Written exercise =>
Say how many lines of the listing below contain "content", giving the number and nothing else.

_____

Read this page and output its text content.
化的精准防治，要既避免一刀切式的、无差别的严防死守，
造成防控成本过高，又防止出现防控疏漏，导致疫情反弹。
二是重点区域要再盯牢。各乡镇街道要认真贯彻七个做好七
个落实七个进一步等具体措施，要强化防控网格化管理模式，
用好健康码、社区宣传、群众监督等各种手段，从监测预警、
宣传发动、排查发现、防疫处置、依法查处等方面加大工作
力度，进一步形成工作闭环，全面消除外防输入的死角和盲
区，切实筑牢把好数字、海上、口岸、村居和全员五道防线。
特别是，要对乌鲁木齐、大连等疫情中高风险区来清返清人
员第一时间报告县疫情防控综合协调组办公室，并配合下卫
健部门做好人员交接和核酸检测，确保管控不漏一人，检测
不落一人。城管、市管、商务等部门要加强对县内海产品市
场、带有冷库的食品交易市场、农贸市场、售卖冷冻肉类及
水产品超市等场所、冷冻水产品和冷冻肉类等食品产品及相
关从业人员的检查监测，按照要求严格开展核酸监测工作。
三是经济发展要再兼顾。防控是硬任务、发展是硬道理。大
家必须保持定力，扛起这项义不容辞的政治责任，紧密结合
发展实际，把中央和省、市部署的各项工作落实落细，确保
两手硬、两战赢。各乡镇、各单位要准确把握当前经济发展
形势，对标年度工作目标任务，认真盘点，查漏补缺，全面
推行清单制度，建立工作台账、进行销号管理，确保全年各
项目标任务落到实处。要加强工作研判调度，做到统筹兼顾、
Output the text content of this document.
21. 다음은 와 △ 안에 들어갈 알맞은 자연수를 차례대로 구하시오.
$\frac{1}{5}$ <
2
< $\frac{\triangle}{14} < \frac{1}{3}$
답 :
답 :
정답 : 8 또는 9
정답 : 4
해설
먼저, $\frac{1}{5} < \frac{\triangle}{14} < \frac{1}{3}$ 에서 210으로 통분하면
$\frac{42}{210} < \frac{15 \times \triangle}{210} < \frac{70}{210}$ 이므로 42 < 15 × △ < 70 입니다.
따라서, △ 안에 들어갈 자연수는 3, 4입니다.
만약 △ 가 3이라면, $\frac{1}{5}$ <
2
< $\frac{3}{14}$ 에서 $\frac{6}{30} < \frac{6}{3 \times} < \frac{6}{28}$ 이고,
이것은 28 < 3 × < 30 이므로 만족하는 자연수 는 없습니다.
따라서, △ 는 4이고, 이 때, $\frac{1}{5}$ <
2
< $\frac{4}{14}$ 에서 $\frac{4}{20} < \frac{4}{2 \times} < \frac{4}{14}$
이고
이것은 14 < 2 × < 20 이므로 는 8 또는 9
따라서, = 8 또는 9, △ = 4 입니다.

_____

Solution to this task =>
2